• THE PROBLEM
Transcribe each record below word for word.

• RECORDS TO PROCESS

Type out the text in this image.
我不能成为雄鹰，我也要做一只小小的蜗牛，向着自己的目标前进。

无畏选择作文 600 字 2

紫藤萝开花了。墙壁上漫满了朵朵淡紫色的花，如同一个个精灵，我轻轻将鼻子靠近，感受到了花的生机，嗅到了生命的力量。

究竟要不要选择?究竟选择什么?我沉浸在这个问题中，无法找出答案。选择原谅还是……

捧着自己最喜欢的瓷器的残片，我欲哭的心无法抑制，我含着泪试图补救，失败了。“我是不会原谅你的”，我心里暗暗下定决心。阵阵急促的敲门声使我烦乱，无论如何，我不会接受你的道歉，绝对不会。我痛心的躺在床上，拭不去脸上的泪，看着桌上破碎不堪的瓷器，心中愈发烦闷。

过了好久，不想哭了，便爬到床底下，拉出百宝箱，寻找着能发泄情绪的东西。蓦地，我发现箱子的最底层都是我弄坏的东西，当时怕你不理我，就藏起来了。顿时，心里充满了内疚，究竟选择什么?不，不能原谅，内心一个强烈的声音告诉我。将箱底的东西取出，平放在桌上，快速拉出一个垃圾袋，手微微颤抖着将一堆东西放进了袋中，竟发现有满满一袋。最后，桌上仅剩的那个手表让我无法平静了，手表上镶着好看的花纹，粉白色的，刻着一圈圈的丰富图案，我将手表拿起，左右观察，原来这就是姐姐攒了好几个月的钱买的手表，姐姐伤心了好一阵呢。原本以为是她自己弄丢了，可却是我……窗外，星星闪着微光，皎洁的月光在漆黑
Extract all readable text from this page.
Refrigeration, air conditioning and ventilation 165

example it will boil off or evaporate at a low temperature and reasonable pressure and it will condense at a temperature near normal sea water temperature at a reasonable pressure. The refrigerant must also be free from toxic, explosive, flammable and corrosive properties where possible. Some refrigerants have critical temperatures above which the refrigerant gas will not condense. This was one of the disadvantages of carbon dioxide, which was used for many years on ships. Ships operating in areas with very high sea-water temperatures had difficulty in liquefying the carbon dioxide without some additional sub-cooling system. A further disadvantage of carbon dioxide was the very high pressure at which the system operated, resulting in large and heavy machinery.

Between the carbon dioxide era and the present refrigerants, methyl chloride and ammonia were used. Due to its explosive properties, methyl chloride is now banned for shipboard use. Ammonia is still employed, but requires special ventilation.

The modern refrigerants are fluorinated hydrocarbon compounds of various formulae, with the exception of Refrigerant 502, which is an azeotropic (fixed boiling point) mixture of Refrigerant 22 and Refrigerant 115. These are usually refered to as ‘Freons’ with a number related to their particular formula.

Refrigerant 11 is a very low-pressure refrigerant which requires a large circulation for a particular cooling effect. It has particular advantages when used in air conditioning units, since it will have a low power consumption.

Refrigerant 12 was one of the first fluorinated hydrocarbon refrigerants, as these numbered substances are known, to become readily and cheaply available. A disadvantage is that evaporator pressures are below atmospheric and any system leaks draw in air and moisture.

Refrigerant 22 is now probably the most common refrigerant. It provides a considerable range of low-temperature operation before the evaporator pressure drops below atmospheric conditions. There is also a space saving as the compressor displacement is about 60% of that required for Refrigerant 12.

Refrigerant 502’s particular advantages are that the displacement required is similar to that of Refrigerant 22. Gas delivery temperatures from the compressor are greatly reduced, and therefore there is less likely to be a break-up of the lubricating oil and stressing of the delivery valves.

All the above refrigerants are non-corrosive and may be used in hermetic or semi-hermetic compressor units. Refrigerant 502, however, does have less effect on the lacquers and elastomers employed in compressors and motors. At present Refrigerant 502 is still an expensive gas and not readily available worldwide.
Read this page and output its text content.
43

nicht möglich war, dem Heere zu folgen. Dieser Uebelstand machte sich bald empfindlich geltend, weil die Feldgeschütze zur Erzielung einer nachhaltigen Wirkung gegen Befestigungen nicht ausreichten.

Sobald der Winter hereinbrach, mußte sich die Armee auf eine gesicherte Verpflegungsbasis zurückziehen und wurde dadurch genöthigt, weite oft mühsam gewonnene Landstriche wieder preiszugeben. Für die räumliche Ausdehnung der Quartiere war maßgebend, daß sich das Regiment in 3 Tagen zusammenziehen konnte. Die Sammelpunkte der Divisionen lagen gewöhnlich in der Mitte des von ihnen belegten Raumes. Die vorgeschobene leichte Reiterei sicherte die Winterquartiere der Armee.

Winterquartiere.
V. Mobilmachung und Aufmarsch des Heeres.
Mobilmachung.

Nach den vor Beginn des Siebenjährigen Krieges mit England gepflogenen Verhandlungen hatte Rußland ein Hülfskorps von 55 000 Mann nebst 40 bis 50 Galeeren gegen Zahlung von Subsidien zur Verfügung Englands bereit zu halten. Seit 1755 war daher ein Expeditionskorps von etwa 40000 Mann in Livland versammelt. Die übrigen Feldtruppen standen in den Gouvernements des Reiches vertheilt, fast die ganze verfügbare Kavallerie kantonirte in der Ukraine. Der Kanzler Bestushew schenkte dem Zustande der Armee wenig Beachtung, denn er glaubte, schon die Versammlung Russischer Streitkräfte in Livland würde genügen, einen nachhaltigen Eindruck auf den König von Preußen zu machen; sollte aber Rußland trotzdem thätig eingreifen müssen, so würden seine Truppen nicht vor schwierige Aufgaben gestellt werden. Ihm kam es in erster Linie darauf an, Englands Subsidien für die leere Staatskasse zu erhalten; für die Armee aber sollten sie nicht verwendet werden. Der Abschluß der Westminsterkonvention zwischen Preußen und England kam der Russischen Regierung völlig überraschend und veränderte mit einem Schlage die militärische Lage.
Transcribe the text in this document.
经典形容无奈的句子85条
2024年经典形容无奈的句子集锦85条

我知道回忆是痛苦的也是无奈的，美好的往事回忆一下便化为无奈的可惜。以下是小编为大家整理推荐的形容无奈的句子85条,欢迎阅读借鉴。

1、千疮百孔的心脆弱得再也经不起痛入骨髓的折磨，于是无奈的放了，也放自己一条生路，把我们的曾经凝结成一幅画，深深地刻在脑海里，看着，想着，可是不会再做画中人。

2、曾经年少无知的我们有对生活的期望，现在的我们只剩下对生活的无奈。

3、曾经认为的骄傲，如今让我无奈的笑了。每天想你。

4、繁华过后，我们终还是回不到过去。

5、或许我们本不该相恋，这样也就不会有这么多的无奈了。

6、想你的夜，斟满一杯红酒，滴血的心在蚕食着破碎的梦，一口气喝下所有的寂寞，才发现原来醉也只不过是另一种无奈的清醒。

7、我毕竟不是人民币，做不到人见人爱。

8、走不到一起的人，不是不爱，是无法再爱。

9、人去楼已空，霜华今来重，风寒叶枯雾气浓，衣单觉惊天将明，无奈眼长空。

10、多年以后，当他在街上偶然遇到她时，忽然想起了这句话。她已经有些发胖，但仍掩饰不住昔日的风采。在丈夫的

• THE ANSWER
Type out the text in this image.
我不能成为雄鹰，我也要做一只小小的蜗牛，向着自己的目标前进。

无畏选择作文 600 字 2

紫藤萝开花了。墙壁上漫满了朵朵淡紫色的花，如同一个个精灵，我轻轻将鼻子靠近，感受到了花的生机，嗅到了生命的力量。

究竟要不要选择?究竟选择什么?我沉浸在这个问题中，无法找出答案。选择原谅还是……

捧着自己最喜欢的瓷器的残片，我欲哭的心无法抑制，我含着泪试图补救，失败了。“我是不会原谅你的”，我心里暗暗下定决心。阵阵急促的敲门声使我烦乱，无论如何，我不会接受你的道歉，绝对不会。我痛心的躺在床上，拭不去脸上的泪，看着桌上破碎不堪的瓷器，心中愈发烦闷。

过了好久，不想哭了，便爬到床底下，拉出百宝箱，寻找着能发泄情绪的东西。蓦地，我发现箱子的最底层都是我弄坏的东西，当时怕你不理我，就藏起来了。顿时，心里充满了内疚，究竟选择什么?不，不能原谅，内心一个强烈的声音告诉我。将箱底的东西取出，平放在桌上，快速拉出一个垃圾袋，手微微颤抖着将一堆东西放进了袋中，竟发现有满满一袋。最后，桌上仅剩的那个手表让我无法平静了，手表上镶着好看的花纹，粉白色的，刻着一圈圈的丰富图案，我将手表拿起，左右观察，原来这就是姐姐攒了好几个月的钱买的手表，姐姐伤心了好一阵呢。原本以为是她自己弄丢了，可却是我……窗外，星星闪着微光，皎洁的月光在漆黑
Extract all readable text from this page.
Refrigeration, air conditioning and ventilation 165

example it will boil off or evaporate at a low temperature and reasonable pressure and it will condense at a temperature near normal sea water temperature at a reasonable pressure. The refrigerant must also be free from toxic, explosive, flammable and corrosive properties where possible. Some refrigerants have critical temperatures above which the refrigerant gas will not condense. This was one of the disadvantages of carbon dioxide, which was used for many years on ships. Ships operating in areas with very high sea-water temperatures had difficulty in liquefying the carbon dioxide without some additional sub-cooling system. A further disadvantage of carbon dioxide was the very high pressure at which the system operated, resulting in large and heavy machinery.

Between the carbon dioxide era and the present refrigerants, methyl chloride and ammonia were used. Due to its explosive properties, methyl chloride is now banned for shipboard use. Ammonia is still employed, but requires special ventilation.

The modern refrigerants are fluorinated hydrocarbon compounds of various formulae, with the exception of Refrigerant 502, which is an azeotropic (fixed boiling point) mixture of Refrigerant 22 and Refrigerant 115. These are usually refered to as ‘Freons’ with a number related to their particular formula.

Refrigerant 11 is a very low-pressure refrigerant which requires a large circulation for a particular cooling effect. It has particular advantages when used in air conditioning units, since it will have a low power consumption.

Refrigerant 12 was one of the first fluorinated hydrocarbon refrigerants, as these numbered substances are known, to become readily and cheaply available. A disadvantage is that evaporator pressures are below atmospheric and any system leaks draw in air and moisture.

Refrigerant 22 is now probably the most common refrigerant. It provides a considerable range of low-temperature operation before the evaporator pressure drops below atmospheric conditions. There is also a space saving as the compressor displacement is about 60% of that required for Refrigerant 12.

Refrigerant 502’s particular advantages are that the displacement required is similar to that of Refrigerant 22. Gas delivery temperatures from the compressor are greatly reduced, and therefore there is less likely to be a break-up of the lubricating oil and stressing of the delivery valves.

All the above refrigerants are non-corrosive and may be used in hermetic or semi-hermetic compressor units. Refrigerant 502, however, does have less effect on the lacquers and elastomers employed in compressors and motors. At present Refrigerant 502 is still an expensive gas and not readily available worldwide.
Read this page and output its text content.
43

nicht möglich war, dem Heere zu folgen. Dieser Uebelstand machte sich bald empfindlich geltend, weil die Feldgeschütze zur Erzielung einer nachhaltigen Wirkung gegen Befestigungen nicht ausreichten.

Sobald der Winter hereinbrach, mußte sich die Armee auf eine gesicherte Verpflegungsbasis zurückziehen und wurde dadurch genöthigt, weite oft mühsam gewonnene Landstriche wieder preiszugeben. Für die räumliche Ausdehnung der Quartiere war maßgebend, daß sich das Regiment in 3 Tagen zusammenziehen konnte. Die Sammelpunkte der Divisionen lagen gewöhnlich in der Mitte des von ihnen belegten Raumes. Die vorgeschobene leichte Reiterei sicherte die Winterquartiere der Armee.

Winterquartiere.
V. Mobilmachung und Aufmarsch des Heeres.
Mobilmachung.

Nach den vor Beginn des Siebenjährigen Krieges mit England gepflogenen Verhandlungen hatte Rußland ein Hülfskorps von 55 000 Mann nebst 40 bis 50 Galeeren gegen Zahlung von Subsidien zur Verfügung Englands bereit zu halten. Seit 1755 war daher ein Expeditionskorps von etwa 40000 Mann in Livland versammelt. Die übrigen Feldtruppen standen in den Gouvernements des Reiches vertheilt, fast die ganze verfügbare Kavallerie kantonirte in der Ukraine. Der Kanzler Bestushew schenkte dem Zustande der Armee wenig Beachtung, denn er glaubte, schon die Versammlung Russischer Streitkräfte in Livland würde genügen, einen nachhaltigen Eindruck auf den König von Preußen zu machen; sollte aber Rußland trotzdem thätig eingreifen müssen, so würden seine Truppen nicht vor schwierige Aufgaben gestellt werden. Ihm kam es in erster Linie darauf an, Englands Subsidien für die leere Staatskasse zu erhalten; für die Armee aber sollten sie nicht verwendet werden. Der Abschluß der Westminsterkonvention zwischen Preußen und England kam der Russischen Regierung völlig überraschend und veränderte mit einem Schlage die militärische Lage.
Transcribe the text in this document.
经典形容无奈的句子85条
2024年经典形容无奈的句子集锦85条

我知道回忆是痛苦的也是无奈的，美好的往事回忆一下便化为无奈的可惜。以下是小编为大家整理推荐的形容无奈的句子85条,欢迎阅读借鉴。

1、千疮百孔的心脆弱得再也经不起痛入骨髓的折磨，于是无奈的放了，也放自己一条生路，把我们的曾经凝结成一幅画，深深地刻在脑海里，看着，想着，可是不会再做画中人。

2、曾经年少无知的我们有对生活的期望，现在的我们只剩下对生活的无奈。

3、曾经认为的骄傲，如今让我无奈的笑了。每天想你。

4、繁华过后，我们终还是回不到过去。

5、或许我们本不该相恋，这样也就不会有这么多的无奈了。

6、想你的夜，斟满一杯红酒，滴血的心在蚕食着破碎的梦，一口气喝下所有的寂寞，才发现原来醉也只不过是另一种无奈的清醒。

7、我毕竟不是人民币，做不到人见人爱。

8、走不到一起的人，不是不爱，是无法再爱。

9、人去楼已空，霜华今来重，风寒叶枯雾气浓，衣单觉惊天将明，无奈眼长空。

10、多年以后，当他在街上偶然遇到她时，忽然想起了这句话。她已经有些发胖，但仍掩饰不住昔日的风采。在丈夫的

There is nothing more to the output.